----- Dataset rows -----

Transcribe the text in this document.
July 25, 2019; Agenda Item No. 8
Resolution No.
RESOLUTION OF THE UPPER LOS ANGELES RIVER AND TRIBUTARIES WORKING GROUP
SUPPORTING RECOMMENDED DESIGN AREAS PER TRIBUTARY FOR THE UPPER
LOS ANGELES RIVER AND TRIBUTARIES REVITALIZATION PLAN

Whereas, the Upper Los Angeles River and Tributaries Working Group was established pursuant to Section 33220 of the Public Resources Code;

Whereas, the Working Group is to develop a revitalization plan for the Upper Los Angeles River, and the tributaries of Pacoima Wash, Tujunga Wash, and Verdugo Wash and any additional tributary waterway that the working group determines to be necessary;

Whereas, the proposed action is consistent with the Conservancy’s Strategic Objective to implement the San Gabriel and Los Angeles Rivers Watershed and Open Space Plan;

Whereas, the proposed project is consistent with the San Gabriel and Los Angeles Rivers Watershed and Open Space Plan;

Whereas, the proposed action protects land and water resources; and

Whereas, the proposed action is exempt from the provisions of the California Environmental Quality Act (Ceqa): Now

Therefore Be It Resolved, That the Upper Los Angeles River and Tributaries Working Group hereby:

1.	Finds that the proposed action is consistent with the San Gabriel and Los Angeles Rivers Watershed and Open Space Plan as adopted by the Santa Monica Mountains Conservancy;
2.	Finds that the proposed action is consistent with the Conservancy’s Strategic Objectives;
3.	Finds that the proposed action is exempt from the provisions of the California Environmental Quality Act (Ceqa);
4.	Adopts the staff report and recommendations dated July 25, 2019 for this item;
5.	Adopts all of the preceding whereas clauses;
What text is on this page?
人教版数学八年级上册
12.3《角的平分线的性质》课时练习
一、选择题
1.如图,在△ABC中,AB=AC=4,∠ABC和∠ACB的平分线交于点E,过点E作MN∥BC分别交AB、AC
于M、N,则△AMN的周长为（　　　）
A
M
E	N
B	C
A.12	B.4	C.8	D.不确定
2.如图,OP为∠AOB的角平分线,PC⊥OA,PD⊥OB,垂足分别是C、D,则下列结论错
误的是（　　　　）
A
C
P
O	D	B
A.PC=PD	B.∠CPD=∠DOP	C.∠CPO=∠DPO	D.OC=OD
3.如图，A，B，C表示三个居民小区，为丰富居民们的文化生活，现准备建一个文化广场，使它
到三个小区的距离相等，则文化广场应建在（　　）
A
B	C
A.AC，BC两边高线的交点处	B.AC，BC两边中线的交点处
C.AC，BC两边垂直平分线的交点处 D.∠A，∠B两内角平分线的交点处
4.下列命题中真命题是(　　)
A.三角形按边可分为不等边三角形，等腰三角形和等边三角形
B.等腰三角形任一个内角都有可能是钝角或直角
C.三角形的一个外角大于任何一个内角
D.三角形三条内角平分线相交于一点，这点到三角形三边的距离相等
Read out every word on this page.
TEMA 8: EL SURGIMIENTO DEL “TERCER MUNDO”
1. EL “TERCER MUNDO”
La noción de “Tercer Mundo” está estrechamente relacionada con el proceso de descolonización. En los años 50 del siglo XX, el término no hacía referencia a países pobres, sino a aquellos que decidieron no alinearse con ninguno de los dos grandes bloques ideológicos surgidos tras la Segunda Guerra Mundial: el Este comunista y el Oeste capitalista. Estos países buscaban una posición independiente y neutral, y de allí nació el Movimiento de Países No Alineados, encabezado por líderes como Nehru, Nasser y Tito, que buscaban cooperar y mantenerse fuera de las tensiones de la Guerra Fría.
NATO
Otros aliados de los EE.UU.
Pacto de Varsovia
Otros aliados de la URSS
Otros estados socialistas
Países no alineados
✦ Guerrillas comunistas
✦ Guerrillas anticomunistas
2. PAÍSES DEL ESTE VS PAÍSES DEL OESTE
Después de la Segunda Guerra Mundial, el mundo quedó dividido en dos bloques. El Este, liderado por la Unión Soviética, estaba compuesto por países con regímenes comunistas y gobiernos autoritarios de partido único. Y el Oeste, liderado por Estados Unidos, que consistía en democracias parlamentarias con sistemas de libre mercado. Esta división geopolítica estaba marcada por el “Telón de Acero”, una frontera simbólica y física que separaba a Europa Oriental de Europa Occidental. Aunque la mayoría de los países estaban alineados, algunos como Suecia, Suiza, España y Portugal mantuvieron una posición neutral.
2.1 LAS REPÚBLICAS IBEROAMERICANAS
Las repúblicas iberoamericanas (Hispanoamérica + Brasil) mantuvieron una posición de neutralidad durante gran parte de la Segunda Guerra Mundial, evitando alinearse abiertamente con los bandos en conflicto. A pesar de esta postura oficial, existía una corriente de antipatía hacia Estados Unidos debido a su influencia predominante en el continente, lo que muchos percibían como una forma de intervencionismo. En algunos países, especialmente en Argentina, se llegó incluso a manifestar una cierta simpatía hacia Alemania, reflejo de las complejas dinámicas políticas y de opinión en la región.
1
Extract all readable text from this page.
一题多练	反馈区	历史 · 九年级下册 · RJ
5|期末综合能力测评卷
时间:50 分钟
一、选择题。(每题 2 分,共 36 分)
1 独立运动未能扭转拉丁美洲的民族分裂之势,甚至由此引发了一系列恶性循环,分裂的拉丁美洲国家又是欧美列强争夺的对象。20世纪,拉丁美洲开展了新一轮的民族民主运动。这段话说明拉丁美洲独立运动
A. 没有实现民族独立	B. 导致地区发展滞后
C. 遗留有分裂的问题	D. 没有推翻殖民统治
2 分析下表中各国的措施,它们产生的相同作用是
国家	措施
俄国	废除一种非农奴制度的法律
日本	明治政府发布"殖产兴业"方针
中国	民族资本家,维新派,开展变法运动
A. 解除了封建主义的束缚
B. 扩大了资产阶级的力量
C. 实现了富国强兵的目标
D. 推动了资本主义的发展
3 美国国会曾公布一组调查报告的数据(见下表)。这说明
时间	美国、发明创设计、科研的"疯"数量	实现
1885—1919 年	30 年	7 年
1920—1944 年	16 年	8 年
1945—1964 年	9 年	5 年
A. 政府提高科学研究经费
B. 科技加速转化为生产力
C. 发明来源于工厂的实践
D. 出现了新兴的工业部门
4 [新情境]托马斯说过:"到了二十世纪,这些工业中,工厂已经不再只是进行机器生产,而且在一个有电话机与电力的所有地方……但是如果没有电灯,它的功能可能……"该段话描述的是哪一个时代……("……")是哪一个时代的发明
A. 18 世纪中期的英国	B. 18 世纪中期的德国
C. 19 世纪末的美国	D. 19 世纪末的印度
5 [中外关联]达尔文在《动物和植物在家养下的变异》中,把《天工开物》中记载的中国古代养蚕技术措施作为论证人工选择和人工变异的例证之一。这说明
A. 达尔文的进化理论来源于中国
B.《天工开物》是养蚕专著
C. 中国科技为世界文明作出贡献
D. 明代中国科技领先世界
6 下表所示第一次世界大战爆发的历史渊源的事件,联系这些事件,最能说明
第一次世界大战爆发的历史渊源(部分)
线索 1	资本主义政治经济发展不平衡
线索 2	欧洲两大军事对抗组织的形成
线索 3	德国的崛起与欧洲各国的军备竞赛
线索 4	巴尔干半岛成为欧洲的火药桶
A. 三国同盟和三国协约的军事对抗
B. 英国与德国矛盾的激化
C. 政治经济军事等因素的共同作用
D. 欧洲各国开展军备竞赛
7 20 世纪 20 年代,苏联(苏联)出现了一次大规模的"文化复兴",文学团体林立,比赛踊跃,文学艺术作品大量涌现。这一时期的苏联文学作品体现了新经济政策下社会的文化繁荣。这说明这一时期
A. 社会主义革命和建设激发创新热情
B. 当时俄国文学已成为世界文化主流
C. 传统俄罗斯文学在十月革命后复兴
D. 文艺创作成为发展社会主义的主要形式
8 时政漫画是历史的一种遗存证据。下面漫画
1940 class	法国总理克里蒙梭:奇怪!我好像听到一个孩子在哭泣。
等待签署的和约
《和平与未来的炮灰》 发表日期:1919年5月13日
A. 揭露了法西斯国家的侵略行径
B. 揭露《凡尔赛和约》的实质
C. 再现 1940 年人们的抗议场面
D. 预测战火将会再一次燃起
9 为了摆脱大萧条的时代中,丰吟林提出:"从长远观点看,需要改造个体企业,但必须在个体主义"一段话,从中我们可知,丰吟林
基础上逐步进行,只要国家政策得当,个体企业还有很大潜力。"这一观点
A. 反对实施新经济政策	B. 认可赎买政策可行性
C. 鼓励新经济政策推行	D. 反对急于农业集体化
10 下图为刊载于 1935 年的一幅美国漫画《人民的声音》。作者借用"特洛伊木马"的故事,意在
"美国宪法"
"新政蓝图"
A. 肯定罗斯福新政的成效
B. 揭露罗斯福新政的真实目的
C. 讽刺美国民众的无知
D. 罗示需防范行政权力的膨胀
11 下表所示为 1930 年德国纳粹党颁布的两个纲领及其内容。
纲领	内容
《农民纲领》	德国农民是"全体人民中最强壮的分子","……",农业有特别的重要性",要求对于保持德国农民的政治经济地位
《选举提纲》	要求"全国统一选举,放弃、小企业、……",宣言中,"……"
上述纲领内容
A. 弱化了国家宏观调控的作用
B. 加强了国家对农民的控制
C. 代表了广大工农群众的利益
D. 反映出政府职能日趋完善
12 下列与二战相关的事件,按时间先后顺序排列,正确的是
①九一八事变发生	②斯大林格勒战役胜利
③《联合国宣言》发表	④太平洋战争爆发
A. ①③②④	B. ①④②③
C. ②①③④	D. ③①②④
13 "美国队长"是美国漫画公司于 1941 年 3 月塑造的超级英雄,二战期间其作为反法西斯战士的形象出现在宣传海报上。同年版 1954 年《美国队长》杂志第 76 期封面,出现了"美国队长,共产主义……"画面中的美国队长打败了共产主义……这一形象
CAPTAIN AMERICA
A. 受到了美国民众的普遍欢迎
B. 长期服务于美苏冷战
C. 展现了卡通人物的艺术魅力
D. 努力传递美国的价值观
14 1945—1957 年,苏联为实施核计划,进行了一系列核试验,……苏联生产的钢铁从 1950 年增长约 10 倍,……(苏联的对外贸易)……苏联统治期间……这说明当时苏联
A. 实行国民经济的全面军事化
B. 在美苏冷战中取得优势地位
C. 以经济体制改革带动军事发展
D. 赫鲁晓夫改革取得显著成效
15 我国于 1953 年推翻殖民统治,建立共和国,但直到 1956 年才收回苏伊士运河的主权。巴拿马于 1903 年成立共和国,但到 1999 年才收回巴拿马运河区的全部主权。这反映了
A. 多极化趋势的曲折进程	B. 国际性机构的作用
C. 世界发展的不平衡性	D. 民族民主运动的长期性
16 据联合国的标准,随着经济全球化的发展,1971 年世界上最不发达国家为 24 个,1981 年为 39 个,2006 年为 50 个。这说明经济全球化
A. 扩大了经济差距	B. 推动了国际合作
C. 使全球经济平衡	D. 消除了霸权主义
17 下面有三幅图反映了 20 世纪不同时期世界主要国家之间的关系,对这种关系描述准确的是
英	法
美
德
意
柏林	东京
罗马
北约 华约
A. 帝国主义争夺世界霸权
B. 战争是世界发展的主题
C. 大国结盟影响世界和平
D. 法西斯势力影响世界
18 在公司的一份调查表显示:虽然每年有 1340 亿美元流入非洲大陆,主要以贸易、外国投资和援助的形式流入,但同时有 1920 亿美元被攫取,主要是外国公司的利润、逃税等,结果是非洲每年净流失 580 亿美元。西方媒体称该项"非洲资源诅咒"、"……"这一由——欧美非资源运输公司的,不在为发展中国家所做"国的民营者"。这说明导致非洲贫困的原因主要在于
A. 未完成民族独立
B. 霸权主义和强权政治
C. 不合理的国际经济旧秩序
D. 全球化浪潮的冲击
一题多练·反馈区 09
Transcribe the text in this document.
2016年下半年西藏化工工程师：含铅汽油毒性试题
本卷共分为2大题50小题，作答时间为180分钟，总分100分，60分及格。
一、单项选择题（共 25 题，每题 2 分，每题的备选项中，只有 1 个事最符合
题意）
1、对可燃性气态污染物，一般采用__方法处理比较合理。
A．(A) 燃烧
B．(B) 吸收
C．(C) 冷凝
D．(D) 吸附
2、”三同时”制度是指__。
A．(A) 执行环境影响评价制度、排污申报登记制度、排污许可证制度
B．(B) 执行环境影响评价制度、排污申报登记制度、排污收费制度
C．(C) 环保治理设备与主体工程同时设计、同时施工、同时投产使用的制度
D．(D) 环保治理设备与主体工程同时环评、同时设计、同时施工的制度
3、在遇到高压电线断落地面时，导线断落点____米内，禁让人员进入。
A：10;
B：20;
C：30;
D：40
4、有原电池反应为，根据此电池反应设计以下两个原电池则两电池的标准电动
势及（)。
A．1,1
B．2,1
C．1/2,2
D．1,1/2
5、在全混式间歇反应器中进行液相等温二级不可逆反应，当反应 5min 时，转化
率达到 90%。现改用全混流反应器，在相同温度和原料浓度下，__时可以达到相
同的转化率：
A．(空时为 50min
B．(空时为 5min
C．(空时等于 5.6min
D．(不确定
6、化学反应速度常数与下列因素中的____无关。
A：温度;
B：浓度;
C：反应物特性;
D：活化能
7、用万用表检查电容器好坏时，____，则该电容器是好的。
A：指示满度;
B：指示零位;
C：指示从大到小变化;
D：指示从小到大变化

-----

To do: Copy every line from the entries that contains the word "page".

The response:
What text is on this page?
Read out every word on this page.
Extract all readable text from this page.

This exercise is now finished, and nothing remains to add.